Exercise prompt>
Count lines holding the string "have" in the data that follows. Reply with one number only.

Input>
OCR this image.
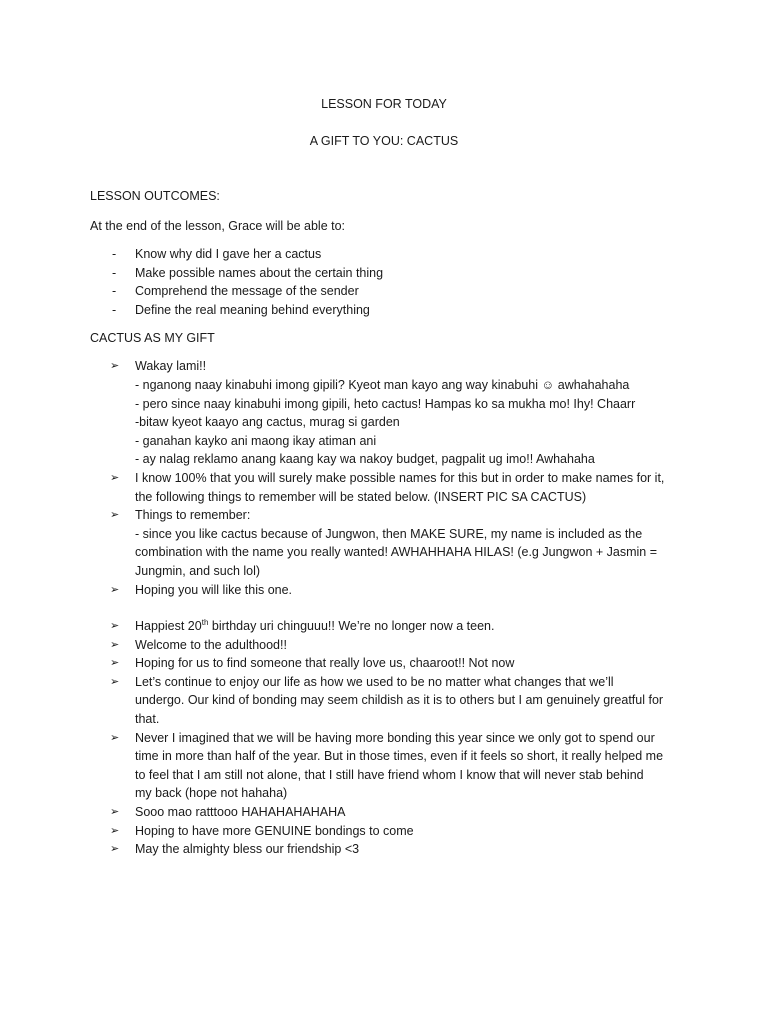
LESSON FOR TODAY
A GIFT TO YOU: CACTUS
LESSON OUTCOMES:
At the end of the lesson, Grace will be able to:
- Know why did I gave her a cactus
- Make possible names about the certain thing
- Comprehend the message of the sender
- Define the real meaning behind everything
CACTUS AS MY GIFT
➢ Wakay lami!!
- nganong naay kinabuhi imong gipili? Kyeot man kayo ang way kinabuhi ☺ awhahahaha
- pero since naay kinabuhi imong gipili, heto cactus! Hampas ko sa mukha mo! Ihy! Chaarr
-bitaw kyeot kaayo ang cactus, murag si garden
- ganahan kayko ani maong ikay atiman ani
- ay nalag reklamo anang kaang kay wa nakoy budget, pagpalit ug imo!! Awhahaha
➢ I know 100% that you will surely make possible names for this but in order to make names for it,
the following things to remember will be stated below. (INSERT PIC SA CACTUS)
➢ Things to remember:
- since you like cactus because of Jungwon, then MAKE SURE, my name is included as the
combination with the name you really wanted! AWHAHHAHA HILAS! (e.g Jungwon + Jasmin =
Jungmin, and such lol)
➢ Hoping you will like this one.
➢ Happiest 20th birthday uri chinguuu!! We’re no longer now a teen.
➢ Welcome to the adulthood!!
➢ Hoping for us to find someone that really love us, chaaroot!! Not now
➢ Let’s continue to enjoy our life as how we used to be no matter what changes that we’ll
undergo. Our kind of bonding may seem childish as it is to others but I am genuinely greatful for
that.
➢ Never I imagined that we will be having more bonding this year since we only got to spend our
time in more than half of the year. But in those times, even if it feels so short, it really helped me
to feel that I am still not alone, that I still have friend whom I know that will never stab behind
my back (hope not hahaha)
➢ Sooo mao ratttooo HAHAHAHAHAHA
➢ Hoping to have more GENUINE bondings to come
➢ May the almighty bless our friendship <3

--

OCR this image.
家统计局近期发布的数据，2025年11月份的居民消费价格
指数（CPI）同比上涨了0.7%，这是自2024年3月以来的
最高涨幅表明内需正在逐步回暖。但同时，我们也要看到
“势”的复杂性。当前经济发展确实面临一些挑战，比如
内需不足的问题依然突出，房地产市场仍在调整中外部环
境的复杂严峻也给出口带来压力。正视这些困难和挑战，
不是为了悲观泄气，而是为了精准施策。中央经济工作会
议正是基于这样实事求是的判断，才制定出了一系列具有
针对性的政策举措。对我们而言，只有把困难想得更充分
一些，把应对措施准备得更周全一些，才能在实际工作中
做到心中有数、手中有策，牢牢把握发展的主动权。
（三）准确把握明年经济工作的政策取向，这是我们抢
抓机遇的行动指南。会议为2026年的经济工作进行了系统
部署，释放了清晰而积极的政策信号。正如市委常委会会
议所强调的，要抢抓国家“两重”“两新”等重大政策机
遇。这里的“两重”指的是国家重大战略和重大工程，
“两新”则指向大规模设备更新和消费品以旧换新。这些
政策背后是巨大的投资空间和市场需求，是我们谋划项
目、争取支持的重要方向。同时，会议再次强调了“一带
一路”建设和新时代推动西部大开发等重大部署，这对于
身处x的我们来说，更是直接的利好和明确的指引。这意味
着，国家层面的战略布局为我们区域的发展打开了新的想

---

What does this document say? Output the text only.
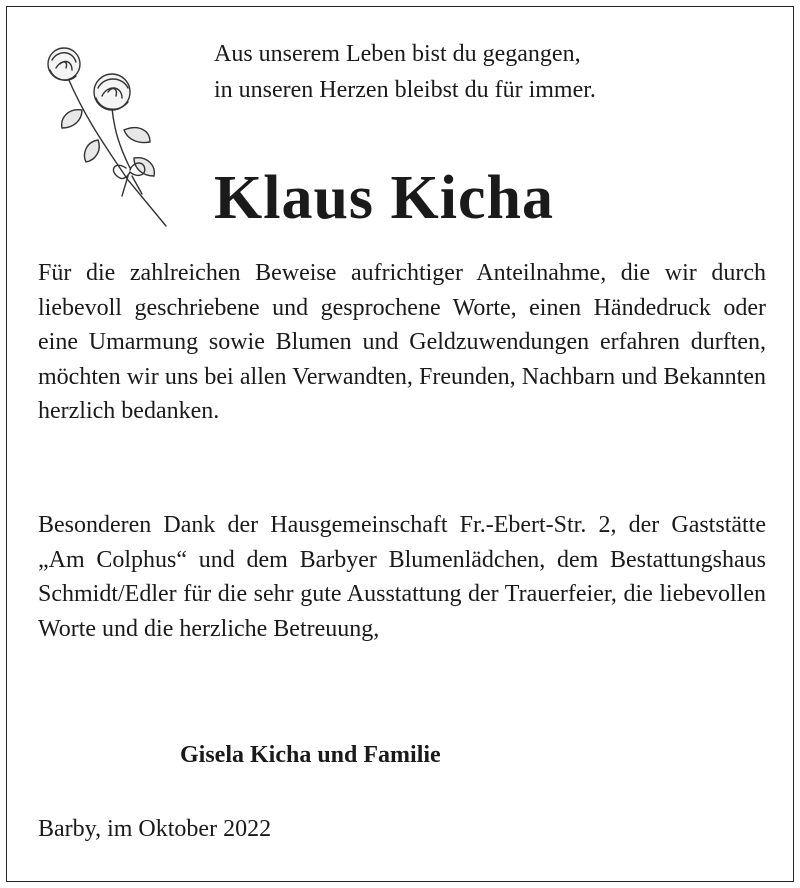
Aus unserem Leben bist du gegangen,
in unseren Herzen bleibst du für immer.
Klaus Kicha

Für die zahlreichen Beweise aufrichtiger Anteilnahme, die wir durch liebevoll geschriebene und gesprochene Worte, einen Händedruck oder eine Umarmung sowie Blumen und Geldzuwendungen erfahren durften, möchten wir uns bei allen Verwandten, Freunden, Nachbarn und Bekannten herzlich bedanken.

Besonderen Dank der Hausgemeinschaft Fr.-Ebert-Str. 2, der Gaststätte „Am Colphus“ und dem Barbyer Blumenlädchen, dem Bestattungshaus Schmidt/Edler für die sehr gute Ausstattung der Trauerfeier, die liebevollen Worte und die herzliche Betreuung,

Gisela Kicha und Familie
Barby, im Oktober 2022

Solution>
2